** Goal of the exercise **
For each line in the data below that has the word "Membrane", copy that line.

--------------------

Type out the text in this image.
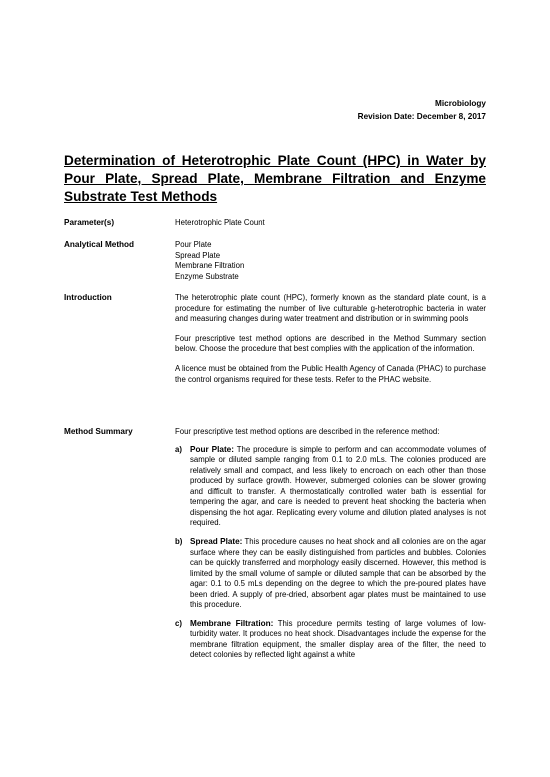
Microbiology
Revision Date: December 8, 2017
Determination of Heterotrophic Plate Count (HPC) in Water by Pour Plate, Spread Plate, Membrane Filtration and Enzyme Substrate Test Methods
Parameter(s)	Heterotrophic Plate Count
Analytical Method	Pour Plate
Spread Plate
Membrane Filtration
Enzyme Substrate
Introduction	The heterotrophic plate count (HPC), formerly known as the standard plate count, is a procedure for estimating the number of live culturable g-heterotrophic bacteria in water and measuring changes during water treatment and distribution or in swimming pools

Four prescriptive test method options are described in the Method Summary section below. Choose the procedure that best complies with the application of the information.

A licence must be obtained from the Public Health Agency of Canada (PHAC) to purchase the control organisms required for these tests. Refer to the PHAC website.

Method Summary	Four prescriptive test method options are described in the reference method:

a) Pour Plate: The procedure is simple to perform and can accommodate volumes of sample or diluted sample ranging from 0.1 to 2.0 mLs. The colonies produced are relatively small and compact, and less likely to encroach on each other than those produced by surface growth. However, submerged colonies can be slower growing and difficult to transfer. A thermostatically controlled water bath is essential for tempering the agar, and care is needed to prevent heat shocking the bacteria when dispensing the hot agar. Replicating every volume and dilution plated analyses is not required.
b) Spread Plate: This procedure causes no heat shock and all colonies are on the agar surface where they can be easily distinguished from particles and bubbles. Colonies can be quickly transferred and morphology easily discerned. However, this method is limited by the small volume of sample or diluted sample that can be absorbed by the agar: 0.1 to 0.5 mLs depending on the degree to which the pre-poured plates have been dried. A supply of pre-dried, absorbent agar plates must be maintained to use this procedure.
c) Membrane Filtration: This procedure permits testing of large volumes of low-turbidity water. It produces no heat shock. Disadvantages include the expense for the membrane filtration equipment, the smaller display area of the filter, the need to detect colonies by reflected light against a white
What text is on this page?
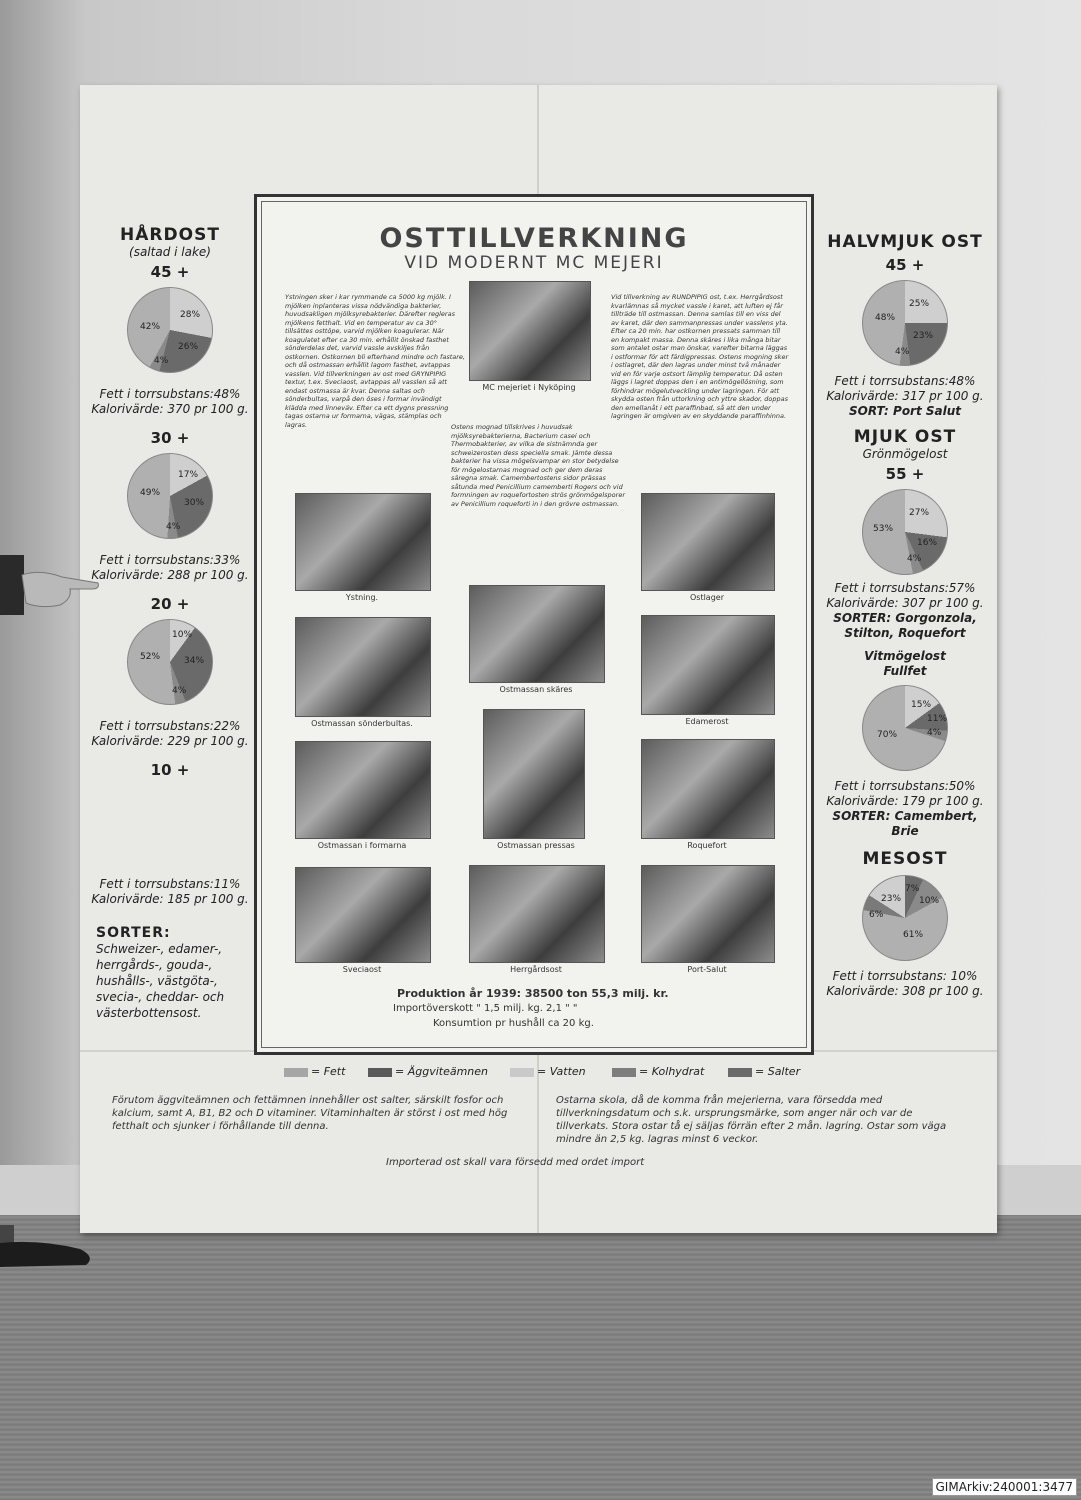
HÅRDOST
(saltad i lake)
45 +
42%
28%
26%
4%
Fett i torrsubstans:48%
Kalorivärde: 370 pr 100 g.
30 +
49%
17%
30%
4%
Fett i torrsubstans:33%
Kalorivärde: 288 pr 100 g.
20 +
52%
10%
34%
4%
Fett i torrsubstans:22%
Kalorivärde: 229 pr 100 g.
10 +
Fett i torrsubstans:11%
Kalorivärde: 185 pr 100 g.
SORTER:
Schweizer-, edamer-,
herrgårds-, gouda-,
hushålls-, västgöta-,
svecia-, cheddar- och
västerbottensost.
HALVMJUK OST
45 +
48%
25%
23%
4%
Fett i torrsubstans:48%
Kalorivärde: 317 pr 100 g.
SORT: Port Salut
MJUK OST
Grönmögelost
55 +
53%
27%
16%
4%
Fett i torrsubstans:57%
Kalorivärde: 307 pr 100 g.
SORTER: Gorgonzola,
Stilton, Roquefort
Vitmögelost
Fullfet
70%
15%
11%
4%
Fett i torrsubstans:50%
Kalorivärde: 179 pr 100 g.
SORTER: Camembert, Brie
MESOST
23%
7%
10%
6%
61%
Fett i torrsubstans: 10%
Kalorivärde: 308 pr 100 g.
OSTTILLVERKNING
VID MODERNT MC MEJERI
Ystningen sker i kar rymmande ca 5000 kg mjölk. I mjölken inplanteras vissa nödvändiga bakterier, huvudsakligen mjölksyrebakterier. Därefter regleras mjölkens fetthalt. Vid en temperatur av ca 30° tillsättes osttöpe, varvid mjölken koagulerar. När koagulatet efter ca 30 min. erhållit önskad fasthet sönderdelas det, varvid vassle avskiljes från ostkornen. Ostkornen bli efterhand mindre och fastare, och då ostmassan erhållit lagom fasthet, avtappas vasslen. Vid tillverkningen av ost med GRYNPIPIG textur, t.ex. Sveciaost, avtappas all vasslen så att endast ostmassa är kvar. Denna saltas och sönderbultas, varpå den öses i formar invändigt klädda med linneväv. Efter ca ett dygns pressning tagas ostarna ur formarna, vägas, stämplas och lagras.
MC mejeriet i Nyköping
Vid tillverkning av RUNDPIPIG ost, t.ex. Herrgårdsost kvarlämnas så mycket vassle i karet, att luften ej får tillträde till ostmassan. Denna samlas till en viss del av karet, där den sammanpressas under vasslens yta. Efter ca 20 min. har ostkornen pressats samman till en kompakt massa. Denna skäres i lika många bitar som antalet ostar man önskar, varefter bitarna läggas i ostformar för att färdigpressas. Ostens mogning sker i ostlagret, där den lagras under minst två månader vid en för varje ostsort lämplig temperatur. Då osten läggs i lagret doppas den i en antimögellösning, som förhindrar mögelutveckling under lagringen. För att skydda osten från uttorkning och yttre skador, doppas den emellanåt i ett paraffinbad, så att den under lagringen är omgiven av en skyddande paraffinhinna.
Ostens mognad tillskrives i huvudsak mjölksyrebakterierna, Bacterium casei och Thermobakterier, av vilka de sistnämnda ger schweizerosten dess speciella smak. Jämte dessa bakterier ha vissa mögelsvampar en stor betydelse för mögelostarnas mognad och ger dem deras säregna smak. Camembertostens sidor prässas såtunda med Penicillium camemberti Rogers och vid formningen av roquefortosten strös grönmögelsporer av Penicillium roqueforti in i den grövre ostmassan.
Ystning.	Ostlager
Ostmassan skäres
Ostmassan sönderbultas.	Edamerost
Ostmassan i formarna	Ostmassan pressas	Roquefort
Sveciaost	Herrgårdsost	Port-Salut
Produktion år 1939: 38500 ton 55,3 milj. kr.
Importöverskott " 1,5 milj. kg. 2,1 " "
Konsumtion pr hushåll ca 20 kg.
= Fett	= Äggviteämnen	= Vatten	= Kolhydrat	= Salter
Förutom äggviteämnen och fettämnen innehåller ost salter, särskilt fosfor och kalcium, samt A, B1, B2 och D vitaminer. Vitaminhalten är störst i ost med hög fetthalt och sjunker i förhållande till denna.
Ostarna skola, då de komma från mejerierna, vara försedda med tillverkningsdatum och s.k. ursprungsmärke, som anger när och var de tillverkats. Stora ostar tå ej säljas förrän efter 2 mån. lagring. Ostar som väga mindre än 2,5 kg. lagras minst 6 veckor.
Importerad ost skall vara försedd med ordet import
GIMArkiv:240001:3477
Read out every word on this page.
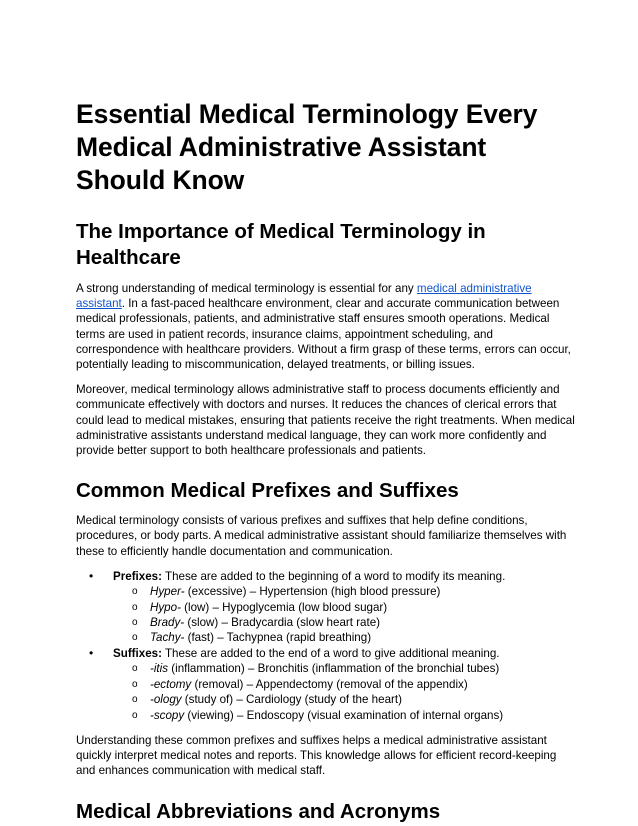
Essential Medical Terminology Every Medical Administrative Assistant Should Know
The Importance of Medical Terminology in Healthcare

A strong understanding of medical terminology is essential for any medical administrative assistant. In a fast-paced healthcare environment, clear and accurate communication between medical professionals, patients, and administrative staff ensures smooth operations. Medical terms are used in patient records, insurance claims, appointment scheduling, and correspondence with healthcare providers. Without a firm grasp of these terms, errors can occur, potentially leading to miscommunication, delayed treatments, or billing issues.

Moreover, medical terminology allows administrative staff to process documents efficiently and communicate effectively with doctors and nurses. It reduces the chances of clerical errors that could lead to medical mistakes, ensuring that patients receive the right treatments. When medical administrative assistants understand medical language, they can work more confidently and provide better support to both healthcare professionals and patients.

Common Medical Prefixes and Suffixes

Medical terminology consists of various prefixes and suffixes that help define conditions, procedures, or body parts. A medical administrative assistant should familiarize themselves with these to efficiently handle documentation and communication.

• Prefixes: These are added to the beginning of a word to modify its meaning.
o Hyper- (excessive) – Hypertension (high blood pressure)
o Hypo- (low) – Hypoglycemia (low blood sugar)
o Brady- (slow) – Bradycardia (slow heart rate)
o Tachy- (fast) – Tachypnea (rapid breathing)
• Suffixes: These are added to the end of a word to give additional meaning.
o -itis (inflammation) – Bronchitis (inflammation of the bronchial tubes)
o -ectomy (removal) – Appendectomy (removal of the appendix)
o -ology (study of) – Cardiology (study of the heart)
o -scopy (viewing) – Endoscopy (visual examination of internal organs)

Understanding these common prefixes and suffixes helps a medical administrative assistant quickly interpret medical notes and reports. This knowledge allows for efficient record-keeping and enhances communication with medical staff.

Medical Abbreviations and Acronyms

--------------------

** The answer **
Determination of Heterotrophic Plate Count (HPC) in Water by Pour Plate, Spread Plate, Membrane Filtration and Enzyme Substrate Test Methods
Membrane Filtration
c) Membrane Filtration: This procedure permits testing of large volumes of low-turbidity water. It produces no heat shock. Disadvantages include the expense for the membrane filtration equipment, the smaller display area of the filter, the need to detect colonies by reflected light against a white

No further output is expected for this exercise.